* _Goal of the exercise_:
Locate each line in the data below that contains the string "this", and copy those lines.

++++++++++++++++++++

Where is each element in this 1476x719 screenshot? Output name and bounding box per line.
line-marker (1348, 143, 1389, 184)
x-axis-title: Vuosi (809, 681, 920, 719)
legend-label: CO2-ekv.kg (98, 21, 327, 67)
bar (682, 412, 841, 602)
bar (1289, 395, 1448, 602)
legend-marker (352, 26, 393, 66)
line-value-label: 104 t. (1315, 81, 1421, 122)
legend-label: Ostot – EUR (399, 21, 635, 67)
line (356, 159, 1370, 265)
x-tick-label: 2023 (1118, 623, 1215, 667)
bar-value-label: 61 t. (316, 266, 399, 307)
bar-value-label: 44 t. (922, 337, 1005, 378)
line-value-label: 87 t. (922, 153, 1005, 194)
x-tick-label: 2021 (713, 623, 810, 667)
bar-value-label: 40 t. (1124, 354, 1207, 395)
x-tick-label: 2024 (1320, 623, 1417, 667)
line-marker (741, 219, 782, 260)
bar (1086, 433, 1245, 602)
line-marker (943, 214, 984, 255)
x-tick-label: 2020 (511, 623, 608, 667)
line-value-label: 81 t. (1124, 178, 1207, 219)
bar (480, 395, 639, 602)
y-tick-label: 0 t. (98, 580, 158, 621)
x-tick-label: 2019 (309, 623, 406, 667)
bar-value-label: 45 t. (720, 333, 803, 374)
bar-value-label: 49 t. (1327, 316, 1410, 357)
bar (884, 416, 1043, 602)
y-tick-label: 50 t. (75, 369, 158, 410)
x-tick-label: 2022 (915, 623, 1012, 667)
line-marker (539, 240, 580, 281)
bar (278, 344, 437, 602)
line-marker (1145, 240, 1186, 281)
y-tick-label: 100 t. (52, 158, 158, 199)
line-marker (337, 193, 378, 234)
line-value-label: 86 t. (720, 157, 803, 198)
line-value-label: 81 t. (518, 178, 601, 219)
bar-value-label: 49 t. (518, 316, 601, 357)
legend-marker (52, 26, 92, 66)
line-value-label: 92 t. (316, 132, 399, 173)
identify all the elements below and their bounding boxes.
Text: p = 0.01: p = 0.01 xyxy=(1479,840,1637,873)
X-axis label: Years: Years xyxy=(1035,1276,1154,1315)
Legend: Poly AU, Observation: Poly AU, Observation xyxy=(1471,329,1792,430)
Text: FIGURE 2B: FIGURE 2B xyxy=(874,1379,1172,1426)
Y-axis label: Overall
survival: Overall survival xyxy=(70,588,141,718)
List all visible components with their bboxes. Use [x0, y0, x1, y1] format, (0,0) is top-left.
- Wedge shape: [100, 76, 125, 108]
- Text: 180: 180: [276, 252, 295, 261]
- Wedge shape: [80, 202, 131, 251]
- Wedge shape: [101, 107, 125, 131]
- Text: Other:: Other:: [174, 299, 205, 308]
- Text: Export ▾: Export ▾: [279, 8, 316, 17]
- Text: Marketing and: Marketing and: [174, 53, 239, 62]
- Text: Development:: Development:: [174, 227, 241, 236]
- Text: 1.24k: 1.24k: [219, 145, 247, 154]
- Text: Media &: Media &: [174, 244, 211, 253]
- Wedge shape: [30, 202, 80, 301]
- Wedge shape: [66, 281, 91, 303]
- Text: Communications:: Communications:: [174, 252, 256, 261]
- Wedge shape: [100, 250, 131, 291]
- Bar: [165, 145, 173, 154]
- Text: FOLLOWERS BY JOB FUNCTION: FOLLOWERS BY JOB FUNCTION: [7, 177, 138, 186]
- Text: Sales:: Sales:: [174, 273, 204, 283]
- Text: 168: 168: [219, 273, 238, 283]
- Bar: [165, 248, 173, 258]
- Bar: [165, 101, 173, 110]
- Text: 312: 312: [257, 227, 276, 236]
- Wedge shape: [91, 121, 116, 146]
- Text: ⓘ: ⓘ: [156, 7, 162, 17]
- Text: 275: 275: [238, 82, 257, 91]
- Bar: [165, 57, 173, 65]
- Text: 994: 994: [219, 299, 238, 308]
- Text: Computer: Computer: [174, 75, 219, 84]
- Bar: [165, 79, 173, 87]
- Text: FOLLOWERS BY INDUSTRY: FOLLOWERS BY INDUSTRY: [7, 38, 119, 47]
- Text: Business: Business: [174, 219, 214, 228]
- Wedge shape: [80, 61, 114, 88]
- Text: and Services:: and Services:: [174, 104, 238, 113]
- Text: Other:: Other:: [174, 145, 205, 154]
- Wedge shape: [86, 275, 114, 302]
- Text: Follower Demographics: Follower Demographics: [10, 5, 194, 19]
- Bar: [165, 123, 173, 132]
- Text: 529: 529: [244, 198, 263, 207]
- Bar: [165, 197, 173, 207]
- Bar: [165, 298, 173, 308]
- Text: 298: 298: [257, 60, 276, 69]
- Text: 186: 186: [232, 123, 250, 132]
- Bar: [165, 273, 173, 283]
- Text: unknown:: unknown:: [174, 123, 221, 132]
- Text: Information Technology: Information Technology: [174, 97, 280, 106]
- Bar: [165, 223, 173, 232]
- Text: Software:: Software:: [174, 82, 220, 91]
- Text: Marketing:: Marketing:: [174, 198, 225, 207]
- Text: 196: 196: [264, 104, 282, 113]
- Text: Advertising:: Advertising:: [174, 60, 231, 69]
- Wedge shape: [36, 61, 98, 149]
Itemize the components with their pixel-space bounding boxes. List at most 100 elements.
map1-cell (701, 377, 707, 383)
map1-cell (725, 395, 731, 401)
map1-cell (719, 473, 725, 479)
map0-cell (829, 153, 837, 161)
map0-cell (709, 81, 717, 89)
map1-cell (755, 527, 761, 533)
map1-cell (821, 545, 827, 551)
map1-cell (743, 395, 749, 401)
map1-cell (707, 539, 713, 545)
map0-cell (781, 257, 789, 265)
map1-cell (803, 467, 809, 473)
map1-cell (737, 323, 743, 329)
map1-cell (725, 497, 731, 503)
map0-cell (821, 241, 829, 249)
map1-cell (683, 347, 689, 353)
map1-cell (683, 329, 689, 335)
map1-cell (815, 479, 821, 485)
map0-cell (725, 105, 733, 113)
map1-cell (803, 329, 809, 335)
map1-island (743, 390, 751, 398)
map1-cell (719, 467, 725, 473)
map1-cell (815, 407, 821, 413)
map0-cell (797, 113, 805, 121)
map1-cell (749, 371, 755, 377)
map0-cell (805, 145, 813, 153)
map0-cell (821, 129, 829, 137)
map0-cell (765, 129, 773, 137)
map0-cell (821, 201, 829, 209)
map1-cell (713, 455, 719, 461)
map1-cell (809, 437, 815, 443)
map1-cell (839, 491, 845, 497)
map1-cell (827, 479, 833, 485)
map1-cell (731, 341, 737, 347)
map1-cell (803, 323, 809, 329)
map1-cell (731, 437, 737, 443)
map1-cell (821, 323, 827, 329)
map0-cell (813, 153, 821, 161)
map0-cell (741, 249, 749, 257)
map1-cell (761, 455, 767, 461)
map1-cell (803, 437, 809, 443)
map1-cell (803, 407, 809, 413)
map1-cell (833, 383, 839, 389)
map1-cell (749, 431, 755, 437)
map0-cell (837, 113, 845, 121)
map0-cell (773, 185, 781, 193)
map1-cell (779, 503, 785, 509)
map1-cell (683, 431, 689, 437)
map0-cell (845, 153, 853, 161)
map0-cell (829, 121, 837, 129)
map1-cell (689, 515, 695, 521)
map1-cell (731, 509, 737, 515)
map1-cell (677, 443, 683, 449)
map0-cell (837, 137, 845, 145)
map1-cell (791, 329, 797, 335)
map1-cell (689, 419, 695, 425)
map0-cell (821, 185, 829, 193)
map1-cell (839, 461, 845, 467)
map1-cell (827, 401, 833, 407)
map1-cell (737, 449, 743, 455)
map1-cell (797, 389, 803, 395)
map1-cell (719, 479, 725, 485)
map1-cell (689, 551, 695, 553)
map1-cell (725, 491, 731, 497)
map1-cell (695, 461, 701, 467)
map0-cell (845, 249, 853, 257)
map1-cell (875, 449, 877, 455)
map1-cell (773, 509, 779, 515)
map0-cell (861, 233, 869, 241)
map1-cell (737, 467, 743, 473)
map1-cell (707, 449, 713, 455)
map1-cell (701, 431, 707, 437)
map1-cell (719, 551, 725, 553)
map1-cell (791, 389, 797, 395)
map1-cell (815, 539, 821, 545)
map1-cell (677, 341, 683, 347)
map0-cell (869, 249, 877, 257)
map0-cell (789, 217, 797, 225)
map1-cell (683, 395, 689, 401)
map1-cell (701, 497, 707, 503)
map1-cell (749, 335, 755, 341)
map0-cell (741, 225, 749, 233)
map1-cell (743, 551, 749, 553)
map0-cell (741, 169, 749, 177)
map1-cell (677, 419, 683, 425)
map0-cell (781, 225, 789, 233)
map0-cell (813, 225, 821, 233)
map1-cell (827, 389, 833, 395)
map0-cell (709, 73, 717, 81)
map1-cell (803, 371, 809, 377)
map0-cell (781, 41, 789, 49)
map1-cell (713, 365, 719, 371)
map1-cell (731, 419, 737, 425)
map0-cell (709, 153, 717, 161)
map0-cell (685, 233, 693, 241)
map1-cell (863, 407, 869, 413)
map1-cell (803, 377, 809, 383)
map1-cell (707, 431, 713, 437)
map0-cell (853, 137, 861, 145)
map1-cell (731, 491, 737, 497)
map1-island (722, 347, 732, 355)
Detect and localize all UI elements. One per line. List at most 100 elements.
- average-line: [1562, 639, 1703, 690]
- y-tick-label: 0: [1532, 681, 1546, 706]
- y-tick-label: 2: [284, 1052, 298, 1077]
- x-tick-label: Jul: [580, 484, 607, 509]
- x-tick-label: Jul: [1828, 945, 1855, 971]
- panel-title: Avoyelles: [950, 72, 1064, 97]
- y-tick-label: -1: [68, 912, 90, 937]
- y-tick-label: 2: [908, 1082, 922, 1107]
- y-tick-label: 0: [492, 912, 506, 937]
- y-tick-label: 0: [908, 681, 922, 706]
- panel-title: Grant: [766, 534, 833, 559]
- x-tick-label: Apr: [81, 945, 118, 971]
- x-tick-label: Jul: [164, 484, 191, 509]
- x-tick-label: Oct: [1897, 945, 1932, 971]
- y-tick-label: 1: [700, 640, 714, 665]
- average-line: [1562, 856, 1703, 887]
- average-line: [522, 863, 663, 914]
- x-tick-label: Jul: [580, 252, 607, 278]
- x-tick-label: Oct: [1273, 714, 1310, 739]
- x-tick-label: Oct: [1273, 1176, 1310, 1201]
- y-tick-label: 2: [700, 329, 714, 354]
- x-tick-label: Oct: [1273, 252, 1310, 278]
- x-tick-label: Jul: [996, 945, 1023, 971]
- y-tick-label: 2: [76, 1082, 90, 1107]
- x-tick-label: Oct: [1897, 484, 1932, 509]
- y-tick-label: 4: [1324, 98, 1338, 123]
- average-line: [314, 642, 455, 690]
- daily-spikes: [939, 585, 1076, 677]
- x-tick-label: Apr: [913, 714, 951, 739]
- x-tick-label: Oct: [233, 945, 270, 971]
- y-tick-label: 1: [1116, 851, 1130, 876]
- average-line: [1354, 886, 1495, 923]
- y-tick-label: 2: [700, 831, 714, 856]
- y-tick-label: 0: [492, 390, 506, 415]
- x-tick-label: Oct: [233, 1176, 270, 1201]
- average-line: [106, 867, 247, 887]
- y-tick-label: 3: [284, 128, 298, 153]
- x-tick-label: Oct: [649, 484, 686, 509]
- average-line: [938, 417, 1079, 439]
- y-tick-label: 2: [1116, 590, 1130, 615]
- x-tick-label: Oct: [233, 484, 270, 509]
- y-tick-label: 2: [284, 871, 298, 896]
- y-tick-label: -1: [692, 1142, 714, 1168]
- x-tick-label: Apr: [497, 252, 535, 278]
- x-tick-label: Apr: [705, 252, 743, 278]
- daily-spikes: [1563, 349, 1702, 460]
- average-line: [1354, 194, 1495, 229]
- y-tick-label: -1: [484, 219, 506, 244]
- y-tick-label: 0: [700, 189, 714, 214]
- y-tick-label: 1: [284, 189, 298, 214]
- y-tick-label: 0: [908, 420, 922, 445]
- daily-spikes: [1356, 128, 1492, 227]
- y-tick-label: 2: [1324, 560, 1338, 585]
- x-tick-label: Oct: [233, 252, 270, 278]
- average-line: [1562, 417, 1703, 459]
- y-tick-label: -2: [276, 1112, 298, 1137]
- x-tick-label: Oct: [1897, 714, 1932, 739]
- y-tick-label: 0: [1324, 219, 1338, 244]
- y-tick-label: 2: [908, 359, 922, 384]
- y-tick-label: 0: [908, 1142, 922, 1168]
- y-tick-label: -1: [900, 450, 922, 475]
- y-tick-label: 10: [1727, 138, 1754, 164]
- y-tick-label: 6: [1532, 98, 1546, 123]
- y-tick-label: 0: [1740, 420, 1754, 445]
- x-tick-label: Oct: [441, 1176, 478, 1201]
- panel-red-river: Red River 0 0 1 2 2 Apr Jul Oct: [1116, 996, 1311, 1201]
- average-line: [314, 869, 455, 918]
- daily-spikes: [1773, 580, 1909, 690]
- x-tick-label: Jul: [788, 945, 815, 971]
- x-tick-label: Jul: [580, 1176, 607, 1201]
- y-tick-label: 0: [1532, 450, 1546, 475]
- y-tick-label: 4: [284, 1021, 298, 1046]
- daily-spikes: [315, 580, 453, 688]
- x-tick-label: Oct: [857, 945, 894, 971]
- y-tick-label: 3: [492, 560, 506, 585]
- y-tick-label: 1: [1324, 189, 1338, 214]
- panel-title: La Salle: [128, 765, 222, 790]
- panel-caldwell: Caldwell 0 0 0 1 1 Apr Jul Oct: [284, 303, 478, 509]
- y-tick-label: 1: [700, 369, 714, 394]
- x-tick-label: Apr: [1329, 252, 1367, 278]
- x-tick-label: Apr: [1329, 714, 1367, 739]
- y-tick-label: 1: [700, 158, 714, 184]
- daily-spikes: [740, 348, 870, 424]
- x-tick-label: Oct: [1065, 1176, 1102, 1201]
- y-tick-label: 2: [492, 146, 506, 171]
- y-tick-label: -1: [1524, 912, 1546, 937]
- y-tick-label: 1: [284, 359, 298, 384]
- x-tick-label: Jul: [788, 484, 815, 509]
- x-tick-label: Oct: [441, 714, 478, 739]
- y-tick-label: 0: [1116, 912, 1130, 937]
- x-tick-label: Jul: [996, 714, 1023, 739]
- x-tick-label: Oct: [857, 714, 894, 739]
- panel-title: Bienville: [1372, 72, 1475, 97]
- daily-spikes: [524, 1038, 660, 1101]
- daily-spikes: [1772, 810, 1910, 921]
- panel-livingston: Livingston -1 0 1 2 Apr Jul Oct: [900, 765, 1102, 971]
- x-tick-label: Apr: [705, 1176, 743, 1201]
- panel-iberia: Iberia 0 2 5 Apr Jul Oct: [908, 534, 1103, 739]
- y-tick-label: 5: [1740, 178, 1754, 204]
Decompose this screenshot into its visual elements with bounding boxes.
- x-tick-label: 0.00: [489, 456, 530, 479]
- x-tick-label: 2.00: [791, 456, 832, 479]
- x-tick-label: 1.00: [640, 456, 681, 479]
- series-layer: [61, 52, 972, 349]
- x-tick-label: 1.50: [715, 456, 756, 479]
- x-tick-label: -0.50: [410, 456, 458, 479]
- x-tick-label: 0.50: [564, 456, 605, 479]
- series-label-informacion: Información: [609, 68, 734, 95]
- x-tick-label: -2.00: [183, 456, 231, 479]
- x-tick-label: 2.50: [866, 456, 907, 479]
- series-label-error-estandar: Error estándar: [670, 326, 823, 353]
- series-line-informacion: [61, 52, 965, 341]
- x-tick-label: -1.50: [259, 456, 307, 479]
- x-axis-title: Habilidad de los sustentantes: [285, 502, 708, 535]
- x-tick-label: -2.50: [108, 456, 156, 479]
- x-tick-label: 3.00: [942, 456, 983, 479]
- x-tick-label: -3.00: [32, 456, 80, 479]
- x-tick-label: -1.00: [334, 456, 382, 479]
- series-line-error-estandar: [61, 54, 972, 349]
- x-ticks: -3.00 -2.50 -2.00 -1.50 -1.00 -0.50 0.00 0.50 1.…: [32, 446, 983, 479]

++++++++++++++++++++

* _Solution to the exercise_:
Where is each element in this 1476x719 screenshot? Output name and bounding box per line.
Decompose this screenshot into its visual elements with bounding boxes.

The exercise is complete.